▸ **What you need to do**: Of all the lines in the material, how many contain the word "Tägerschen"? State the number alone.

▸ **Supplied data**:
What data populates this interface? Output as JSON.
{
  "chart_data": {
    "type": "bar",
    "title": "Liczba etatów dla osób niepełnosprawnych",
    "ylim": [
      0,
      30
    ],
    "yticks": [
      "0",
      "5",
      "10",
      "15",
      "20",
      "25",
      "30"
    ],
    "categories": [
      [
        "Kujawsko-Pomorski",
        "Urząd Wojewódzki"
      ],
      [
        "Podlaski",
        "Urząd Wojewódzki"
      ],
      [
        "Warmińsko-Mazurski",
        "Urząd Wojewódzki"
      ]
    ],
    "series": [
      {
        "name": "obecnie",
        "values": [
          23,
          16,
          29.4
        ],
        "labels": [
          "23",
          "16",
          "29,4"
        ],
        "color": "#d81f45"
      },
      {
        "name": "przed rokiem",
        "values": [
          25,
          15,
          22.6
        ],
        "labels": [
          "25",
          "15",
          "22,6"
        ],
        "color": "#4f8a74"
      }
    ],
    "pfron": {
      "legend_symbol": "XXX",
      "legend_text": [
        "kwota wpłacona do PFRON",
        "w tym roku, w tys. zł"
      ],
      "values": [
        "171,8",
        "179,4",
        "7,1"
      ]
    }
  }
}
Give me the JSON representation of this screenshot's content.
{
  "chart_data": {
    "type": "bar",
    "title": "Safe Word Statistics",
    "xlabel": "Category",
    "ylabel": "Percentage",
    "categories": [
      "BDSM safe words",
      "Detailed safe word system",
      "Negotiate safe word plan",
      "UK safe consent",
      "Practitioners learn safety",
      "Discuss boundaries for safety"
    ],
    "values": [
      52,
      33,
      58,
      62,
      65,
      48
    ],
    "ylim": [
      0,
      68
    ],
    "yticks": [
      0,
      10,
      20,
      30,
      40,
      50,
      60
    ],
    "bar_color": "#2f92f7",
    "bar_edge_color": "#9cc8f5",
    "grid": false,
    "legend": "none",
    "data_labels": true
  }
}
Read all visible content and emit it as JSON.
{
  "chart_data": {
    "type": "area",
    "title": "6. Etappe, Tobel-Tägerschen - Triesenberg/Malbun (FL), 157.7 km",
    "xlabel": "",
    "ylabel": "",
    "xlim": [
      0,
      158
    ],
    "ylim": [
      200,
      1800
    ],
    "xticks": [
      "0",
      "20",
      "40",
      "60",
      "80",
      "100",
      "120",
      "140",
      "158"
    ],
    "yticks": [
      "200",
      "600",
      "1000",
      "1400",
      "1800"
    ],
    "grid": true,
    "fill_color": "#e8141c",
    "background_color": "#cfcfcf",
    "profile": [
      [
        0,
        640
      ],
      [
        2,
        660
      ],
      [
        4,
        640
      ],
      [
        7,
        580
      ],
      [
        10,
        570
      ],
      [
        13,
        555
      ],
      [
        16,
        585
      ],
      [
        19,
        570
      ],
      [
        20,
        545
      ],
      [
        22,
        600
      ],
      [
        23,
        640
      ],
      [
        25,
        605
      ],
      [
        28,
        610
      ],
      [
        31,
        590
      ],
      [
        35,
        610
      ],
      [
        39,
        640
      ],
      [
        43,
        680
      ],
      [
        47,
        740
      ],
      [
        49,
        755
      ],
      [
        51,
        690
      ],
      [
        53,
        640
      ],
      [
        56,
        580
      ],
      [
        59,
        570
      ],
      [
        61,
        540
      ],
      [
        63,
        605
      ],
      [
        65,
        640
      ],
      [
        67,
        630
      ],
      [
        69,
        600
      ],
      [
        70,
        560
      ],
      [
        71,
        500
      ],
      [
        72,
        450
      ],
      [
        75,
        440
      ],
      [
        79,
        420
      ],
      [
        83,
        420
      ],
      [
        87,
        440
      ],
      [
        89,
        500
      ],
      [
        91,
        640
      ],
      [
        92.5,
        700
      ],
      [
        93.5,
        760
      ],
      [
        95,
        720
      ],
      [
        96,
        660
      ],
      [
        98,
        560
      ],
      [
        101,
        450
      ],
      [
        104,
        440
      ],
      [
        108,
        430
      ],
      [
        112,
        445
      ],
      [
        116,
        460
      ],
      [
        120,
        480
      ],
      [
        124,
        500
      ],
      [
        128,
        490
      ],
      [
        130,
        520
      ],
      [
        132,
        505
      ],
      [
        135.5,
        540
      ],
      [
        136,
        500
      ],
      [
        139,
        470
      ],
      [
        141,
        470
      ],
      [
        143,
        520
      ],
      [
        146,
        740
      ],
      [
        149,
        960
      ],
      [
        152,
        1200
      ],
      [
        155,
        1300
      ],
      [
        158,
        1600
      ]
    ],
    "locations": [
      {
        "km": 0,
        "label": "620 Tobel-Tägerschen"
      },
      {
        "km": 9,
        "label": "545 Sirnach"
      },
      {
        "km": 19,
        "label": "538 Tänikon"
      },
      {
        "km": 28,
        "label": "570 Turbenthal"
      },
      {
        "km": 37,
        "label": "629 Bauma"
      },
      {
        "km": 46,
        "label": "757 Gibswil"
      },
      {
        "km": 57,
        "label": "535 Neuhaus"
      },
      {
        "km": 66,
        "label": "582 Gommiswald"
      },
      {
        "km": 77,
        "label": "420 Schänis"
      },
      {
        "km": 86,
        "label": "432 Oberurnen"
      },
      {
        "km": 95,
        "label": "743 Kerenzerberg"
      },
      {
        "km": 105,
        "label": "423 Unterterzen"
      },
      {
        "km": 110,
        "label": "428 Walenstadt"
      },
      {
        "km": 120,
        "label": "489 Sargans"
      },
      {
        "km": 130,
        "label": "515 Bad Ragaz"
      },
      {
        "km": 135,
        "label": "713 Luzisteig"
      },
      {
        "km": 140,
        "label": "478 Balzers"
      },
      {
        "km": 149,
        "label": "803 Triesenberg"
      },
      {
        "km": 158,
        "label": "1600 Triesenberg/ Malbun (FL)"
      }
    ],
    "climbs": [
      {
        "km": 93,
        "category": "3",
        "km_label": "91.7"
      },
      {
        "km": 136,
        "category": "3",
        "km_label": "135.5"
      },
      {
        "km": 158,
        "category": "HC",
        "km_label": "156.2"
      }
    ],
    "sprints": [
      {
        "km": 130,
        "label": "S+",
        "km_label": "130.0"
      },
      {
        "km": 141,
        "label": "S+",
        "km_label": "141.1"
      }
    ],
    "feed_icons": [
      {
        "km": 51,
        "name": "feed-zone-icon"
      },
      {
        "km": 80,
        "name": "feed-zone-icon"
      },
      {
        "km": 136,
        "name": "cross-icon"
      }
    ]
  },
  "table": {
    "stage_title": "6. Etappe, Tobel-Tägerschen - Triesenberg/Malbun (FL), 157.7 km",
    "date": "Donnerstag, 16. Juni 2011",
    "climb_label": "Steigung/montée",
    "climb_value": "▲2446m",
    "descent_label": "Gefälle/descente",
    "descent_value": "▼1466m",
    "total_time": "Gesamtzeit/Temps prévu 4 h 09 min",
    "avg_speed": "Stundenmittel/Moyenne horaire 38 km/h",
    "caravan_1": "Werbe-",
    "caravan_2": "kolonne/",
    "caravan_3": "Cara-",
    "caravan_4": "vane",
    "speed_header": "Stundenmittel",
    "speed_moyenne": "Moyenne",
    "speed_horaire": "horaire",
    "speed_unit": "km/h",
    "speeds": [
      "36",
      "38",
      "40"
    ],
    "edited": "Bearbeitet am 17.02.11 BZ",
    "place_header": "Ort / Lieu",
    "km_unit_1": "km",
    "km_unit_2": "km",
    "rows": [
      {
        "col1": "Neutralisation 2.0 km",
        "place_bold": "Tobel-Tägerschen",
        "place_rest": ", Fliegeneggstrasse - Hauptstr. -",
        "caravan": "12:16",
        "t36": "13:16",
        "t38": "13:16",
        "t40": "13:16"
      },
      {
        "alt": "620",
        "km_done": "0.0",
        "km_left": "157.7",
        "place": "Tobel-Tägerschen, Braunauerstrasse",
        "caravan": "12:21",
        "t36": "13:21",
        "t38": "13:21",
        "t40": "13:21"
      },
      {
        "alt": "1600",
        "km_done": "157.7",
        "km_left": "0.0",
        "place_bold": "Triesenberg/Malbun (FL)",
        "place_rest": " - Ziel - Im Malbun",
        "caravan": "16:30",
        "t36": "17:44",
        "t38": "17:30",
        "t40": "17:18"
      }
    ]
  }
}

▸ **Exercise response**: 5